> What is required: Copy every line, leaving nothing out and adding nothing.

Excerpts from a figure dataset:
┄┄┄┄┄┄┄┄┄┄┄┄┄┄┄┄┄┄┄┄

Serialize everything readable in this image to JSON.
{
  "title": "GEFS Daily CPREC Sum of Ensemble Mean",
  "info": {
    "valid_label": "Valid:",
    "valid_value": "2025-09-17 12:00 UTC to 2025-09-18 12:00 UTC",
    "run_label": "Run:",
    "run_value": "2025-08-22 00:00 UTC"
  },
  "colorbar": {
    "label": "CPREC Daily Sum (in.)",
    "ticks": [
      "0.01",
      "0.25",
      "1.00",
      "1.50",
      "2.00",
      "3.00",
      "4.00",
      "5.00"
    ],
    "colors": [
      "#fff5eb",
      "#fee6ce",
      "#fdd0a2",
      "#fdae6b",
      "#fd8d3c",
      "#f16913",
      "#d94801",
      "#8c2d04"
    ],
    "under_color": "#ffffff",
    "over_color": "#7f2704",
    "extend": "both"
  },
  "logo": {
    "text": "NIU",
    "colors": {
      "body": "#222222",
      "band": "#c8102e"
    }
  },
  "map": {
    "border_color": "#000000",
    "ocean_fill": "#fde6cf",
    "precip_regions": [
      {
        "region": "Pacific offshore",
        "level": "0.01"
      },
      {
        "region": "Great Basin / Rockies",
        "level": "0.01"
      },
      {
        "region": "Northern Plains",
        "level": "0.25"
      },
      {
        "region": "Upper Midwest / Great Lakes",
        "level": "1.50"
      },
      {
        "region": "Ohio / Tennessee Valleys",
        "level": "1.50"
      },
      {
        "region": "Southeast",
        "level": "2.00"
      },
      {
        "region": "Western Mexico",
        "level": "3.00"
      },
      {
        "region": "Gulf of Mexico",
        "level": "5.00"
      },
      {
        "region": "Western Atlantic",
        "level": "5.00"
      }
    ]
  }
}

┄┄┄┄┄┄┄┄┄┄┄┄┄┄┄┄┄┄┄┄

> Final result:
Serialize everything readable in this image to JSON.
{
  "title": "GEFS Daily CPREC Sum of Ensemble Mean",
  "info": {
    "valid_label": "Valid:",
    "valid_value": "2025-09-17 12:00 UTC to 2025-09-18 12:00 UTC",
    "run_label": "Run:",
    "run_value": "2025-08-22 00:00 UTC"
  },
  "colorbar": {
    "label": "CPREC Daily Sum (in.)",
    "ticks": [
      "0.01",
      "0.25",
      "1.00",
      "1.50",
      "2.00",
      "3.00",
      "4.00",
      "5.00"
    ],
    "colors": [
      "#fff5eb",
      "#fee6ce",
      "#fdd0a2",
      "#fdae6b",
      "#fd8d3c",
      "#f16913",
      "#d94801",
      "#8c2d04"
    ],
    "under_color": "#ffffff",
    "over_color": "#7f2704",
    "extend": "both"
  },
  "logo": {
    "text": "NIU",
    "colors": {
      "body": "#222222",
      "band": "#c8102e"
    }
  },
  "map": {
    "border_color": "#000000",
    "ocean_fill": "#fde6cf",
    "precip_regions": [
      {
        "region": "Pacific offshore",
        "level": "0.01"
      },
      {
        "region": "Great Basin / Rockies",
        "level": "0.01"
      },
      {
        "region": "Northern Plains",
        "level": "0.25"
      },
      {
        "region": "Upper Midwest / Great Lakes",
        "level": "1.50"
      },
      {
        "region": "Ohio / Tennessee Valleys",
        "level": "1.50"
      },
      {
        "region": "Southeast",
        "level": "2.00"
      },
      {
        "region": "Western Mexico",
        "level": "3.00"
      },
      {
        "region": "Gulf of Mexico",
        "level": "5.00"
      },
      {
        "region": "Western Atlantic",
        "level": "5.00"
      }
    ]
  }
}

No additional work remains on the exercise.